(Data records)
----

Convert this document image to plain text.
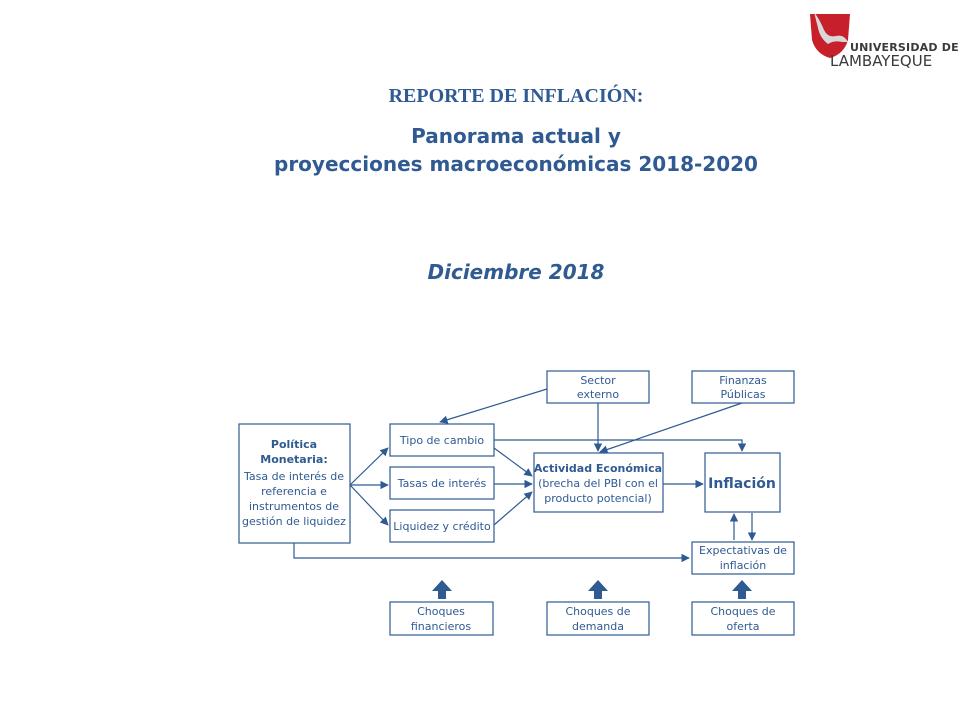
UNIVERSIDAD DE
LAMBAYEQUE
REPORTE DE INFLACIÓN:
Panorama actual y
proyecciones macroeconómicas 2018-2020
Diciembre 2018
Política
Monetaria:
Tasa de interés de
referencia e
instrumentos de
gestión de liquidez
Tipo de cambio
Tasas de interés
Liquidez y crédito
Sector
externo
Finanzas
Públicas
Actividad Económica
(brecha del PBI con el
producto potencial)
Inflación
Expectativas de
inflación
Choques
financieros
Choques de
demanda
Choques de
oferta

----

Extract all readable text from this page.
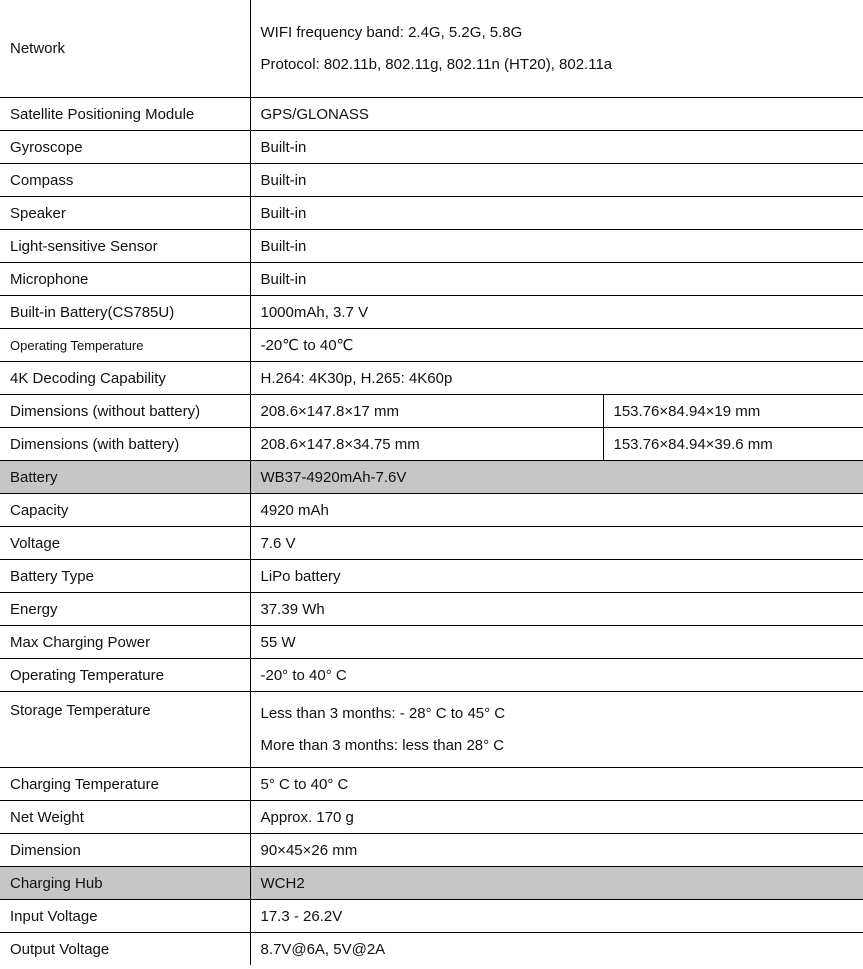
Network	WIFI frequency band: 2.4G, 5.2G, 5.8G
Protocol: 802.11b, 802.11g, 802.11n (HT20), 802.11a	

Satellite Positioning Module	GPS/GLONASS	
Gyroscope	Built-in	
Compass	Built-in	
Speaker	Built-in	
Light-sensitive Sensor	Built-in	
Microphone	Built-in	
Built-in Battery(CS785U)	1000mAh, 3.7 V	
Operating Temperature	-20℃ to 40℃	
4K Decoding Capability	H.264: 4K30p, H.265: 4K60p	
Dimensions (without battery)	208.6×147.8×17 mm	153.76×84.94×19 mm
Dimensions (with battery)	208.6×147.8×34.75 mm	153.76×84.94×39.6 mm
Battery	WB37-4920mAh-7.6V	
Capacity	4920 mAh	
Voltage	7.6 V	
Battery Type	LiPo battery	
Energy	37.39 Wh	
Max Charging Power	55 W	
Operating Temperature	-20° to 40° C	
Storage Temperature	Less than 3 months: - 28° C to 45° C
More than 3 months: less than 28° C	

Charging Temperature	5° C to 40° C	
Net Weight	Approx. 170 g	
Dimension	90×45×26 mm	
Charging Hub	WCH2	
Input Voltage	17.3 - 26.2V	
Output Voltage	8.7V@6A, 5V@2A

----

### WRITTEN EXERCISE
Filter the records above for "Operating" and copy every matching line.

### COMPLETE OUTPUT
Operating Temperature	-20℃ to 40℃	
Operating Temperature	-20° to 40° C	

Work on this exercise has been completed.